WORK INSTRUCTIONS
Wherever the string "WorldClimate" appears in the listing, copy that line.

════

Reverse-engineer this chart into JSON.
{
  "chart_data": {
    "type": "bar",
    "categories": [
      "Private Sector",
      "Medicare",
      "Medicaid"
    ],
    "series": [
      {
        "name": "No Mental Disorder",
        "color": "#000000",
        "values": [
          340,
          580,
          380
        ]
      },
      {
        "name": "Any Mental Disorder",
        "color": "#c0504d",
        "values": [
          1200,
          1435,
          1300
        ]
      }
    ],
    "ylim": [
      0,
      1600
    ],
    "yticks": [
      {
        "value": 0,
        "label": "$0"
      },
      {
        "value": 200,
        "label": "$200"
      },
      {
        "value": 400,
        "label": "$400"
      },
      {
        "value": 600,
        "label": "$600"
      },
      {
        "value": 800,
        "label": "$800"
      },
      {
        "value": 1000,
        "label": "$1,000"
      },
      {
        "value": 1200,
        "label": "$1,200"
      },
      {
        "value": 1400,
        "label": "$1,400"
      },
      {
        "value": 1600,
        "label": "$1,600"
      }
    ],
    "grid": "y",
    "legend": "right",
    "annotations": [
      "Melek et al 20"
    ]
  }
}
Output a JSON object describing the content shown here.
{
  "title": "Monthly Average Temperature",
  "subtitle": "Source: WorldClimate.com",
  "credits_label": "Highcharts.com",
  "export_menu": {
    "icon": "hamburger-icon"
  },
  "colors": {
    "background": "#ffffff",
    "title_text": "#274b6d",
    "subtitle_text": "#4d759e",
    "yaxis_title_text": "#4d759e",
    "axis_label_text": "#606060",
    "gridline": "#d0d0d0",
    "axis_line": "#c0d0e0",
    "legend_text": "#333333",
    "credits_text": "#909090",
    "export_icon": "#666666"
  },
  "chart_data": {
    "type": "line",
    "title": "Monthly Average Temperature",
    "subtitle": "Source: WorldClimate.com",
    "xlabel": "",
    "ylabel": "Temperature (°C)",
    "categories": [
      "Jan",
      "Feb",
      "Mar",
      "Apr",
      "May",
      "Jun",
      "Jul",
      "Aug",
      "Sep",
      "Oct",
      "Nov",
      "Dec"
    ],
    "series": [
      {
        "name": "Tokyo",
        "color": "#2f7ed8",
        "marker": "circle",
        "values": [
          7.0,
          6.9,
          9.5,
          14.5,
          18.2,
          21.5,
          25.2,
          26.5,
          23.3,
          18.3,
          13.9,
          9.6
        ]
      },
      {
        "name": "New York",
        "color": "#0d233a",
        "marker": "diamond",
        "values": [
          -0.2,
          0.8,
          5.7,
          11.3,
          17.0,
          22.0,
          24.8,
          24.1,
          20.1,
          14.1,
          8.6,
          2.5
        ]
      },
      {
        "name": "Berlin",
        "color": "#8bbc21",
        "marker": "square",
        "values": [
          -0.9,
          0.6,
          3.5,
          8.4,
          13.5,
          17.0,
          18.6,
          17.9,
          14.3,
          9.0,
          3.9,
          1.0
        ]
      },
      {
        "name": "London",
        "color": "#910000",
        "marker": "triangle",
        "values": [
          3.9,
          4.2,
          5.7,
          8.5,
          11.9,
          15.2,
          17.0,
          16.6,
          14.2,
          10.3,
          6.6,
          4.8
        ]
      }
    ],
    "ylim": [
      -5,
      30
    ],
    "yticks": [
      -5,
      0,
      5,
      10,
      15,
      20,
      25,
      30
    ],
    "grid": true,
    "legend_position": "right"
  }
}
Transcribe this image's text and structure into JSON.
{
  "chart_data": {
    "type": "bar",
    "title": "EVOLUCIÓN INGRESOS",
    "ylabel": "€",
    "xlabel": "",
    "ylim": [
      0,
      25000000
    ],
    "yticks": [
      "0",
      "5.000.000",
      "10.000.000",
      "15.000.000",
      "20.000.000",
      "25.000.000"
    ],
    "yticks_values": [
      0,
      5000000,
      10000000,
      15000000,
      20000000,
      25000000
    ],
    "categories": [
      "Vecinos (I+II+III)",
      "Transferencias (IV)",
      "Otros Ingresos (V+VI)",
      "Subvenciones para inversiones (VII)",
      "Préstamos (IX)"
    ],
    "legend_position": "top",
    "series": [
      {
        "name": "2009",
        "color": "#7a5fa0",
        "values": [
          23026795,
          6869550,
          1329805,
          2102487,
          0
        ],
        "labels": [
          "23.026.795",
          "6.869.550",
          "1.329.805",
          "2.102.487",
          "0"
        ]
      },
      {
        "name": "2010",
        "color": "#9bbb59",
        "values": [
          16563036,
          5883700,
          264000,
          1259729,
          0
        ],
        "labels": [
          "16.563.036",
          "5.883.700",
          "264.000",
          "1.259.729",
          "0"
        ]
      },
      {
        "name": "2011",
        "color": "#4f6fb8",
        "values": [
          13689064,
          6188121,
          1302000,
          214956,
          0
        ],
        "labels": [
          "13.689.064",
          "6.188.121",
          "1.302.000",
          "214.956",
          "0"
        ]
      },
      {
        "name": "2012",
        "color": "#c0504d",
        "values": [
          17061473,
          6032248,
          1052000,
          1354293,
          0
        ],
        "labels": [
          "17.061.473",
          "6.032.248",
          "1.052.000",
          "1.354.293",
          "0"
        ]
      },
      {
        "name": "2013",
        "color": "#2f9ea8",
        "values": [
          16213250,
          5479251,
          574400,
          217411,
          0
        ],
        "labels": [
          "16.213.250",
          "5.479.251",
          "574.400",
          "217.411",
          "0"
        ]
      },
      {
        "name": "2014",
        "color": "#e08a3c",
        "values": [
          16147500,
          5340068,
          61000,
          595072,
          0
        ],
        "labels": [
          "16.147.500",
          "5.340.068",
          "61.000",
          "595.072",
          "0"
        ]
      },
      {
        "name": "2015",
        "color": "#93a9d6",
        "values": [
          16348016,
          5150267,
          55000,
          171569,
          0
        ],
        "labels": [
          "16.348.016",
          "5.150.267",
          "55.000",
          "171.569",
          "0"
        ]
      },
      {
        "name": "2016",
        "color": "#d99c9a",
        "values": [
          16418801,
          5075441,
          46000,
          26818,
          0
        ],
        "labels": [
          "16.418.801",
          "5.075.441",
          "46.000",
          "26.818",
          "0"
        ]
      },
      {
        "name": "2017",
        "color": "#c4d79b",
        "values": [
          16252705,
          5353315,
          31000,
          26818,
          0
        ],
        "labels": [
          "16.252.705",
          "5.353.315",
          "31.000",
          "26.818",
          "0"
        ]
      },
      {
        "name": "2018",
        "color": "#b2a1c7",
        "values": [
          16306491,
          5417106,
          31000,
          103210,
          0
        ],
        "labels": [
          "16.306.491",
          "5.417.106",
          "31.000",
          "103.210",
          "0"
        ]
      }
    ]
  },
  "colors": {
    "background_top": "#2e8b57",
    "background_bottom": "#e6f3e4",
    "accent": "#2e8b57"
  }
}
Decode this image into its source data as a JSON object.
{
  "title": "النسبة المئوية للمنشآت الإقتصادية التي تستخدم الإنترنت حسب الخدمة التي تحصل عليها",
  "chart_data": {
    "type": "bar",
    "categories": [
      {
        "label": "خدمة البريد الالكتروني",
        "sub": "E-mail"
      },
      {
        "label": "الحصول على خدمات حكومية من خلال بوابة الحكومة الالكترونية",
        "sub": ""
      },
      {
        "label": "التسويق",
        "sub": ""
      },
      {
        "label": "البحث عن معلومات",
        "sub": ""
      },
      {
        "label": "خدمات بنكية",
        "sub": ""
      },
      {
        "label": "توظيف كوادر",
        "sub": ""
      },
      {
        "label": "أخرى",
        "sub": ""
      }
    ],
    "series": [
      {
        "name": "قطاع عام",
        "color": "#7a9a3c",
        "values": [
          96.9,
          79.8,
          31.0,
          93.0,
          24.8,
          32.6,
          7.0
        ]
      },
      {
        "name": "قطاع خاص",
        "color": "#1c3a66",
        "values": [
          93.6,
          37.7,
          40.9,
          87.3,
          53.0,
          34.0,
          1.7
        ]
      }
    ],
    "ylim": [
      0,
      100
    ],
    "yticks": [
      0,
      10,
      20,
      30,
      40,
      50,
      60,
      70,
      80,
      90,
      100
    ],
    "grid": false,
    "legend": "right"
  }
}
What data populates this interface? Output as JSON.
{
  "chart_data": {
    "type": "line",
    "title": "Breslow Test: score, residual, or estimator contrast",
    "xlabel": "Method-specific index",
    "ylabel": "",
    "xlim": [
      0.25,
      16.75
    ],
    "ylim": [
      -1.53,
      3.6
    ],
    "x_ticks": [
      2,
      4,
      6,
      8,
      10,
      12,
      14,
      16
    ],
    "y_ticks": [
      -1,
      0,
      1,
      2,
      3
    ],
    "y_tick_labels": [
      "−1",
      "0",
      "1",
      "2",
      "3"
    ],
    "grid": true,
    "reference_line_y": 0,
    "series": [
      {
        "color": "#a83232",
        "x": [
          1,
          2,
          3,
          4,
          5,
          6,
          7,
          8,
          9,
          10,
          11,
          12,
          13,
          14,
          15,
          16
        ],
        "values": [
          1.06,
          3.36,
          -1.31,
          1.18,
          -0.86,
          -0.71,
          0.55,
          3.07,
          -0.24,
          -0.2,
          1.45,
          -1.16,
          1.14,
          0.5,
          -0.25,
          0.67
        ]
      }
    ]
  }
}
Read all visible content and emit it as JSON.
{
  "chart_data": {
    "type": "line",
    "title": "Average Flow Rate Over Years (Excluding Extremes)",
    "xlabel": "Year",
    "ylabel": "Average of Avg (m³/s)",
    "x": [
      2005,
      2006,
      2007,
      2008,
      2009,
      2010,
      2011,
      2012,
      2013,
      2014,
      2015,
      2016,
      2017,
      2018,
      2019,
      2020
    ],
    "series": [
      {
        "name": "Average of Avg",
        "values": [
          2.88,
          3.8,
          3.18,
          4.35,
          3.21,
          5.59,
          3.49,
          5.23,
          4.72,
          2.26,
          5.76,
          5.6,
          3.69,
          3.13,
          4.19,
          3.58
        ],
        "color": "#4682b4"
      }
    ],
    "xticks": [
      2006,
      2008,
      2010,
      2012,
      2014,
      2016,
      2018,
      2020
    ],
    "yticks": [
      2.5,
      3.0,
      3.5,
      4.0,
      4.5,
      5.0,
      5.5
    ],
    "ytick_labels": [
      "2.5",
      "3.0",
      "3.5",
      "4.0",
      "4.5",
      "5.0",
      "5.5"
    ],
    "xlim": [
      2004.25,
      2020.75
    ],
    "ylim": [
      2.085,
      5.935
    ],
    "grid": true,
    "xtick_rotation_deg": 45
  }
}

════

RESULT FOR THIS TASK
  "subtitle": "Source: WorldClimate.com",
    "subtitle": "Source: WorldClimate.com",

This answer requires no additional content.